## Exercise requirements
Determine how many lines below hold the string "name". Reply with the number alone.

Collection entries:
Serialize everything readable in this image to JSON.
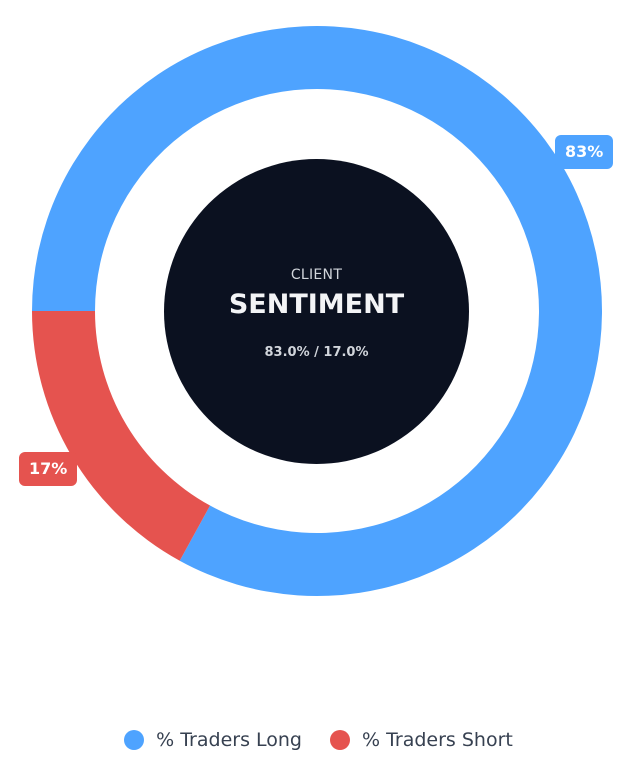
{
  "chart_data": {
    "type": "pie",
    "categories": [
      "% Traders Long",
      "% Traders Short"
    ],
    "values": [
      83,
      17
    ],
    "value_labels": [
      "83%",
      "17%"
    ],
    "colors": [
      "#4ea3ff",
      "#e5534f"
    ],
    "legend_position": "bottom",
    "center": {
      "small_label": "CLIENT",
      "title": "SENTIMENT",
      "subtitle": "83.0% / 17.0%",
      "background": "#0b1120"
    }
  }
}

...

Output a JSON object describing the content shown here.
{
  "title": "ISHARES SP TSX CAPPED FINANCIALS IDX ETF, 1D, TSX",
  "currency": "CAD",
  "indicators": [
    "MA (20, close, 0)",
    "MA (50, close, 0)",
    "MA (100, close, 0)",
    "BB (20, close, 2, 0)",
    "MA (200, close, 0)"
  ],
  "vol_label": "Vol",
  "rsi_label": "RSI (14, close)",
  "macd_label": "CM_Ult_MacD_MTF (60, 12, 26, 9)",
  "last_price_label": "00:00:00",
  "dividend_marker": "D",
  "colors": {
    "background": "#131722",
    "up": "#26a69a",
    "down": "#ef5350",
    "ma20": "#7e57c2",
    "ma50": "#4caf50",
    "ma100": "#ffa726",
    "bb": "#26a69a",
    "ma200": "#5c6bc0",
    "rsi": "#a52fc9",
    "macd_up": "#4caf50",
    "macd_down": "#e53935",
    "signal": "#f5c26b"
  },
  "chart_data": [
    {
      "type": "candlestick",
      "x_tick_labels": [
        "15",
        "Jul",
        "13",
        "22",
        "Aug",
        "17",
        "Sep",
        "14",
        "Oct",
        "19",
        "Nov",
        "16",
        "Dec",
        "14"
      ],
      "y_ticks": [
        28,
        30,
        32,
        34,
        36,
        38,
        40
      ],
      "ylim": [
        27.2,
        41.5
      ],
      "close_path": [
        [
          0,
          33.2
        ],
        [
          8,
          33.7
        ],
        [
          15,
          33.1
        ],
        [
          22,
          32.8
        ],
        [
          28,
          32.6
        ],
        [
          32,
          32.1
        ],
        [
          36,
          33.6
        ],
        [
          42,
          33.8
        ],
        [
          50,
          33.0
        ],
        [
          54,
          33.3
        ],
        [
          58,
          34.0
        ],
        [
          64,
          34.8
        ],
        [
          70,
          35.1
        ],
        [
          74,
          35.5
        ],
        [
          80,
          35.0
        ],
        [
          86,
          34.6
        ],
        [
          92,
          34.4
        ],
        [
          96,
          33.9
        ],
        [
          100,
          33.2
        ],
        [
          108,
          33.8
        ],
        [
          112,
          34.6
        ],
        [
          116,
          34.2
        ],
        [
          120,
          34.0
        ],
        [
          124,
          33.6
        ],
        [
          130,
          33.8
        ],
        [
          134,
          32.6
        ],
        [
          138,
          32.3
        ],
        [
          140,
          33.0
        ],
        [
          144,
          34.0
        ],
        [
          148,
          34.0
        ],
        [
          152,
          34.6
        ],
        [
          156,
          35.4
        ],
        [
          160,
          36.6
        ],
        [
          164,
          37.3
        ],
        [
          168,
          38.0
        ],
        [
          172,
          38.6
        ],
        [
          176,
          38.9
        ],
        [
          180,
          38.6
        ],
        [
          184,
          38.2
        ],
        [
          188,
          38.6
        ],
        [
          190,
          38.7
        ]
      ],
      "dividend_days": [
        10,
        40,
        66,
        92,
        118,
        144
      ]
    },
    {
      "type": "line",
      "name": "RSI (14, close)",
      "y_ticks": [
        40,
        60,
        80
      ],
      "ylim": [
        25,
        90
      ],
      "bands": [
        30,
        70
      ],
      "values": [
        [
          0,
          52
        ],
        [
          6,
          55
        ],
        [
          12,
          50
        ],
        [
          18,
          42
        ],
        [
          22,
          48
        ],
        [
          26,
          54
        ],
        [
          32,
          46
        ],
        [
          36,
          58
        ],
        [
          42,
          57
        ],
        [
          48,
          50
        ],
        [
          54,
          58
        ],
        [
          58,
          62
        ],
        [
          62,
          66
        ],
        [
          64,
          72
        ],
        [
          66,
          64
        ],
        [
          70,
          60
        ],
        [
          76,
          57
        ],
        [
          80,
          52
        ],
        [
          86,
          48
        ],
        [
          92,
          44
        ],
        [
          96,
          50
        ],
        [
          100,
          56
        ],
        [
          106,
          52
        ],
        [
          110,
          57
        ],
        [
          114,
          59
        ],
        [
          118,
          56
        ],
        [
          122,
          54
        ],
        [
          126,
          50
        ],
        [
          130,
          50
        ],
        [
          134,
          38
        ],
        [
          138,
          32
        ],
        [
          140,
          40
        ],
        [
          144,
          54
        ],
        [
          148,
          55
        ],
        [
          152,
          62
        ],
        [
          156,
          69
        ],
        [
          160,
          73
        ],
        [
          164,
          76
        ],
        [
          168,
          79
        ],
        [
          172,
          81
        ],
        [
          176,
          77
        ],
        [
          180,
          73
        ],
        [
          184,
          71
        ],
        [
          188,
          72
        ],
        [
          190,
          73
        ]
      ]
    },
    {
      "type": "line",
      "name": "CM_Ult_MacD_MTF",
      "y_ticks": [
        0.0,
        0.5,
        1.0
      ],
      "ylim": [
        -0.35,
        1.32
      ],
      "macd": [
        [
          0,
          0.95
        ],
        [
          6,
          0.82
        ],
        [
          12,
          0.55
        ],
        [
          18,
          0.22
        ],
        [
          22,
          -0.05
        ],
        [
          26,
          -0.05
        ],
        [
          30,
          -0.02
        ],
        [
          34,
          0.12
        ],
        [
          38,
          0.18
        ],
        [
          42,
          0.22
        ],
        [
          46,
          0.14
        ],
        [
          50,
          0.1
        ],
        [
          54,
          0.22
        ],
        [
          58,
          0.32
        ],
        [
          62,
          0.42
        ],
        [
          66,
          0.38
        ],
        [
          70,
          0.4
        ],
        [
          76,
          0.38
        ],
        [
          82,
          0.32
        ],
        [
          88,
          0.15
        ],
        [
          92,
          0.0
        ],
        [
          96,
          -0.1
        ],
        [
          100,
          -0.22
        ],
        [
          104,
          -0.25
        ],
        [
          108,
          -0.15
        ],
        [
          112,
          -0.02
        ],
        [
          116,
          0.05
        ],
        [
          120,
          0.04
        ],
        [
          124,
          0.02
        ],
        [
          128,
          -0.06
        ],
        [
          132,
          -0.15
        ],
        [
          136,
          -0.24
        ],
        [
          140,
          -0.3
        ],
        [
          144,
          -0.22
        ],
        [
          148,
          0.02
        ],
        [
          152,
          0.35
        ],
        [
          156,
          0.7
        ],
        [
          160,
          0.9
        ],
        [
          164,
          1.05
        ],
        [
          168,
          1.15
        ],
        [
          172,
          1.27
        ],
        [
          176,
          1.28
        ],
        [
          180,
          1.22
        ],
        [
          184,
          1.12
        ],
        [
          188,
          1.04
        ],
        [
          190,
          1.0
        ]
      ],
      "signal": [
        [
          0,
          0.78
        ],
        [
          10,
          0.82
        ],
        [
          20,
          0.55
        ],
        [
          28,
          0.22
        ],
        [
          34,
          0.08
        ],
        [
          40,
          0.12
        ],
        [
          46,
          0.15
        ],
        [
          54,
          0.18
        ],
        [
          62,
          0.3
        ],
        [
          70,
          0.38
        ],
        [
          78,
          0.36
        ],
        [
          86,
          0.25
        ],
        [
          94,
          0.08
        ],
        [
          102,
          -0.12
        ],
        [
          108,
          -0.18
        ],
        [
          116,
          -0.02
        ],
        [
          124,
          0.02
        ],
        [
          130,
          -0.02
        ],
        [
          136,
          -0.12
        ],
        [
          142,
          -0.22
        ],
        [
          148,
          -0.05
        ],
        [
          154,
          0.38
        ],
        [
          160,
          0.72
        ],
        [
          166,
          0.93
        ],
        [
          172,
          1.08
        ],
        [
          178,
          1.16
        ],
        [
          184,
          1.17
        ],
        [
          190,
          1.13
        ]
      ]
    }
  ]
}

## The completed task
2